§ Exercise brief
Scan the listing below. Report each line that includes "будет".

------ Material provided

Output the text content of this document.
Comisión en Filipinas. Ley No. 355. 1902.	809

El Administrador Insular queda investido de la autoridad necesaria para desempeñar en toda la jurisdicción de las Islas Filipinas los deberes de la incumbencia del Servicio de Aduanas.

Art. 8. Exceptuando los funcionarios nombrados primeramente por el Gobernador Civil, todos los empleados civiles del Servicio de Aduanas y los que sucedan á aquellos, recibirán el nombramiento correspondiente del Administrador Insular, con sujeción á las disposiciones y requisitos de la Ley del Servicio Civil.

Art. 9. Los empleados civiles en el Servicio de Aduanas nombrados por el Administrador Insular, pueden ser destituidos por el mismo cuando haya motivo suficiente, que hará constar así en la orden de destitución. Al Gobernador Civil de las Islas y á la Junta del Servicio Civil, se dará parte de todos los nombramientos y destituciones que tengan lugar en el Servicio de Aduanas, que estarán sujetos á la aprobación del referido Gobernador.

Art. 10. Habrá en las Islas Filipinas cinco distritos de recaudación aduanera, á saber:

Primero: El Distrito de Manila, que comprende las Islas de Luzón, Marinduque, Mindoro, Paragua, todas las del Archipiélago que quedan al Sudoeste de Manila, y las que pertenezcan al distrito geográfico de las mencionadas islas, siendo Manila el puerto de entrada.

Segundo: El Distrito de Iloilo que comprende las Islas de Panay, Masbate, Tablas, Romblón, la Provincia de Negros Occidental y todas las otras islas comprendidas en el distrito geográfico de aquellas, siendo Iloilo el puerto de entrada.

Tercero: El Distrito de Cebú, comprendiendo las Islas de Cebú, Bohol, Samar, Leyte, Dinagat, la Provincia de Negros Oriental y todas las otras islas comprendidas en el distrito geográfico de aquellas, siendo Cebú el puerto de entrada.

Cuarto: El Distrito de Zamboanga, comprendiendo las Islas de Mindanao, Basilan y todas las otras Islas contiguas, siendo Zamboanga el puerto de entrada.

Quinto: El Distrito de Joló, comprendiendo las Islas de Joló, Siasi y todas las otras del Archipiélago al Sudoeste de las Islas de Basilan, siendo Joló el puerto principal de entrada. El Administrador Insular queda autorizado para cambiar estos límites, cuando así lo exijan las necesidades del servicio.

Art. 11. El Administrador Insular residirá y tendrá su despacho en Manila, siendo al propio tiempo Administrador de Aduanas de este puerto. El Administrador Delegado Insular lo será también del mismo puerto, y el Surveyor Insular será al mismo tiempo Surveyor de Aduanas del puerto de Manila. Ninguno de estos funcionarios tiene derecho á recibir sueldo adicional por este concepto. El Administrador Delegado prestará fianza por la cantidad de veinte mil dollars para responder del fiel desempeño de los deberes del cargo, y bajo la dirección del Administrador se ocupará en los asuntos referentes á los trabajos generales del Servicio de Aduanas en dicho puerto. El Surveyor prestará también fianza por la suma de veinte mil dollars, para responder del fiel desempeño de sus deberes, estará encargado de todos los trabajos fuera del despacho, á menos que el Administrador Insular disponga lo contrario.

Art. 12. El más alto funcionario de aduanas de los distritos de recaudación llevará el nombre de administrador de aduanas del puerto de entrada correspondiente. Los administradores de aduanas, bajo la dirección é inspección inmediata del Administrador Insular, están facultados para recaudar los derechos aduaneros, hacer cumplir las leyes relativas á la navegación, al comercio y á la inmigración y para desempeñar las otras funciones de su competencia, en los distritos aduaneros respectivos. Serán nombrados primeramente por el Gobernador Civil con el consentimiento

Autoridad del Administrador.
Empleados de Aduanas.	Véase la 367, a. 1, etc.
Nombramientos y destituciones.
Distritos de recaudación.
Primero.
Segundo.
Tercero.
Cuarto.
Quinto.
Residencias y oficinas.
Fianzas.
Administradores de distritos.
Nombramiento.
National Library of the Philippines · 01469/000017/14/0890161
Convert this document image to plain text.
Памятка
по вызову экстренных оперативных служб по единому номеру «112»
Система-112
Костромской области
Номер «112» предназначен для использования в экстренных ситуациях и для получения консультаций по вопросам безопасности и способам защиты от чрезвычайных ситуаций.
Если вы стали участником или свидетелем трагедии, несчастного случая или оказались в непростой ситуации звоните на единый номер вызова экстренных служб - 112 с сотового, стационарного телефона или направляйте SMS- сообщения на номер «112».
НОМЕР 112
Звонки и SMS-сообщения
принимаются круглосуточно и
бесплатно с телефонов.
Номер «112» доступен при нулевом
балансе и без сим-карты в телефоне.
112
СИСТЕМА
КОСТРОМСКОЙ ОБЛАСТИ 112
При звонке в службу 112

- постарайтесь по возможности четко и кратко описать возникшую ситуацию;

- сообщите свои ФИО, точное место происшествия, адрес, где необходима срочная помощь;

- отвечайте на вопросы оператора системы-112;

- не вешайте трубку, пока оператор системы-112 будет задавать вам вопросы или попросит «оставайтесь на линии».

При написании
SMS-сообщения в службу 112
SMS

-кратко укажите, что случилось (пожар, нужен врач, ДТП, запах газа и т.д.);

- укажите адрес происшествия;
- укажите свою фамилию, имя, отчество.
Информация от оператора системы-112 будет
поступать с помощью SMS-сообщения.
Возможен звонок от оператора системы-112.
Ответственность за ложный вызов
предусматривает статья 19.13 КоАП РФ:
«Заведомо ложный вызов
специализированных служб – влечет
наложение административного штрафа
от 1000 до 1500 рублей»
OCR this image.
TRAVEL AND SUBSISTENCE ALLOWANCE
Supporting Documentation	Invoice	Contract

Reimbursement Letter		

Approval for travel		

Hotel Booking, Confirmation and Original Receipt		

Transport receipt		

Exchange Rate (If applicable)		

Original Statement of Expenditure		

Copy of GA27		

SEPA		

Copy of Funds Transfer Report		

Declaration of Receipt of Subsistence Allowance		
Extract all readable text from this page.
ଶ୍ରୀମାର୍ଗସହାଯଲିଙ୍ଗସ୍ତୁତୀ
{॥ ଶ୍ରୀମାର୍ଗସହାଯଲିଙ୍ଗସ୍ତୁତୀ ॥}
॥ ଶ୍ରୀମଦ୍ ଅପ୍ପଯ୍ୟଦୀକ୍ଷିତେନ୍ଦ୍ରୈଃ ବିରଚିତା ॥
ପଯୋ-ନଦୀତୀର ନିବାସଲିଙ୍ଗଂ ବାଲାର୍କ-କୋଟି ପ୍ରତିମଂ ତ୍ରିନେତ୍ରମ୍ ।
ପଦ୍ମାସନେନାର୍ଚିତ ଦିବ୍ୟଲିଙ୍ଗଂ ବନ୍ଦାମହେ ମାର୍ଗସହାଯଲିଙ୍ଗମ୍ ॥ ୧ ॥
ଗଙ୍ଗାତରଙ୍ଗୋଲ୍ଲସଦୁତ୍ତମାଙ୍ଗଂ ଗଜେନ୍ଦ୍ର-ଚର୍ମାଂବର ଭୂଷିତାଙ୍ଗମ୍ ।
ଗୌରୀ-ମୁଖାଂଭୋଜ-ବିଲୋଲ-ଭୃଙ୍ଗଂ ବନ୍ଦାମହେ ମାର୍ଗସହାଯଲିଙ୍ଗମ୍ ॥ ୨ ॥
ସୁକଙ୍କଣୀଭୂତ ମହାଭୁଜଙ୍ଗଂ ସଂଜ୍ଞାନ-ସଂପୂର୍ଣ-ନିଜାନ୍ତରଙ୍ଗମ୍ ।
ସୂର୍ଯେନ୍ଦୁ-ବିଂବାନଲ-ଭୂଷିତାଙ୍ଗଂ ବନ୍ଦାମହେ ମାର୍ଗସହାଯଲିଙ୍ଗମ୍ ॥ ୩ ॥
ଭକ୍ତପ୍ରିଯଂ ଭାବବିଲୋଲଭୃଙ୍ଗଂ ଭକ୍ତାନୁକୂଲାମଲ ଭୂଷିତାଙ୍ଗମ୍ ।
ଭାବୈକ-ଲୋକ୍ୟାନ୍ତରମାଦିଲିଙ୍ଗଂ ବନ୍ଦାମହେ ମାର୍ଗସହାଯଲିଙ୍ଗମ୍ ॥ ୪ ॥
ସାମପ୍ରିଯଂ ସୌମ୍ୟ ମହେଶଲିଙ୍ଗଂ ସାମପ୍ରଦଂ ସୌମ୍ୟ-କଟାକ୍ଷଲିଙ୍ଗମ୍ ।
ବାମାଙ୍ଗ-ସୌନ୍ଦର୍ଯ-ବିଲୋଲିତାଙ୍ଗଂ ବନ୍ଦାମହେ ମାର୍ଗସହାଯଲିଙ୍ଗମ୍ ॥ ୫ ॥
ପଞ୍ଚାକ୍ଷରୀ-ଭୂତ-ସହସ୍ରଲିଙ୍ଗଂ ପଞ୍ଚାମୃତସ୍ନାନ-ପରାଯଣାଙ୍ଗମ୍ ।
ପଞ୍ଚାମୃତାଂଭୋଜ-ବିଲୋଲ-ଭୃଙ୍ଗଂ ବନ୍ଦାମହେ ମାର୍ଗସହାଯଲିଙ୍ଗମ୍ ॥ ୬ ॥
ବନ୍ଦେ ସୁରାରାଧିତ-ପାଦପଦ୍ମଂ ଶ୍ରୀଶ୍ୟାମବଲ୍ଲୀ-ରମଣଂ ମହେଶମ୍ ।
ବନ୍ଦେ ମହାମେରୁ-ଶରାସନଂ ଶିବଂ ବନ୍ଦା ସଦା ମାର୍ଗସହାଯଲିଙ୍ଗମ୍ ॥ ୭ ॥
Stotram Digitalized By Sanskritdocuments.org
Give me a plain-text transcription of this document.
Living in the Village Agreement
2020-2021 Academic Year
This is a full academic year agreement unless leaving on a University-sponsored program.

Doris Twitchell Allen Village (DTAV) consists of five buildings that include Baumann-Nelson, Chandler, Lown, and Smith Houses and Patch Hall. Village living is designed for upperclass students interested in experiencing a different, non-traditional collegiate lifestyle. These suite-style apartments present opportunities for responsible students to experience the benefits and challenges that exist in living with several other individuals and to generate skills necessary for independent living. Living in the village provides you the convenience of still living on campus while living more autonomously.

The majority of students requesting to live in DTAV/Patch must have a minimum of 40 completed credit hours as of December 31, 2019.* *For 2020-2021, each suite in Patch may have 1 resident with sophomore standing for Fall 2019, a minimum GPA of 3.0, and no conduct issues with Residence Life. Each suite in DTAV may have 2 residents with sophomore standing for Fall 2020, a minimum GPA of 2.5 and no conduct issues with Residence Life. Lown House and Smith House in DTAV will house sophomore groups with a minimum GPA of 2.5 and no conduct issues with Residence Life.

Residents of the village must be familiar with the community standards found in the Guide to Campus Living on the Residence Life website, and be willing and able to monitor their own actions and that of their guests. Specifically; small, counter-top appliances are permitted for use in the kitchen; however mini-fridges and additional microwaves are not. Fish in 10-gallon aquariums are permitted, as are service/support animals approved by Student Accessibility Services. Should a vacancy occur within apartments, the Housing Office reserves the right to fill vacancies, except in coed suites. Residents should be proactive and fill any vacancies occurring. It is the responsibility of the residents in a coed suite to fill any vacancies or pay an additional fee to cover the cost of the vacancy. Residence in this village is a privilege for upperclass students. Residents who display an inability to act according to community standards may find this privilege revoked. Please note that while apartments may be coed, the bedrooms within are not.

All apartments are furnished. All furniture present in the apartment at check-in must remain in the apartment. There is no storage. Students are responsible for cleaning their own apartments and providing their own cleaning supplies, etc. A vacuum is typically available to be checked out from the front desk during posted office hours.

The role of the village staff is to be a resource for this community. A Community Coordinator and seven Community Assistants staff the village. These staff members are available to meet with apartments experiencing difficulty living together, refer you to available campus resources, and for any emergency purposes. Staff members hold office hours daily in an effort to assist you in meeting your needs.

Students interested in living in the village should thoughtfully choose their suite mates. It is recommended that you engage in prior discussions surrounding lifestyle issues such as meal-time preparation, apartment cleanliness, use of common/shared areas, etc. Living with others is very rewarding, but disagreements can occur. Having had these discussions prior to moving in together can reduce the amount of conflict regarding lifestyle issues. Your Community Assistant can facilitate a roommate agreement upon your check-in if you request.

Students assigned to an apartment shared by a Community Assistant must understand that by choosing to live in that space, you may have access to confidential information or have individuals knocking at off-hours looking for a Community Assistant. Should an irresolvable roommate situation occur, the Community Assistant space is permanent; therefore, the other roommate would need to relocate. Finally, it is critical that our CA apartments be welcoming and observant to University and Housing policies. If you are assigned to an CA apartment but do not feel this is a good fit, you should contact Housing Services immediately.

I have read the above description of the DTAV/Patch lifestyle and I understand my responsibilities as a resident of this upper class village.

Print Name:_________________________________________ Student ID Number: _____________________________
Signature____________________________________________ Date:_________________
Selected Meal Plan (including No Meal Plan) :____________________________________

------------

§ Output of the task
- не вешайте трубку, пока оператор системы-112 будет задавать вам вопросы или попросит «оставайтесь на линии».
Информация от оператора системы-112 будет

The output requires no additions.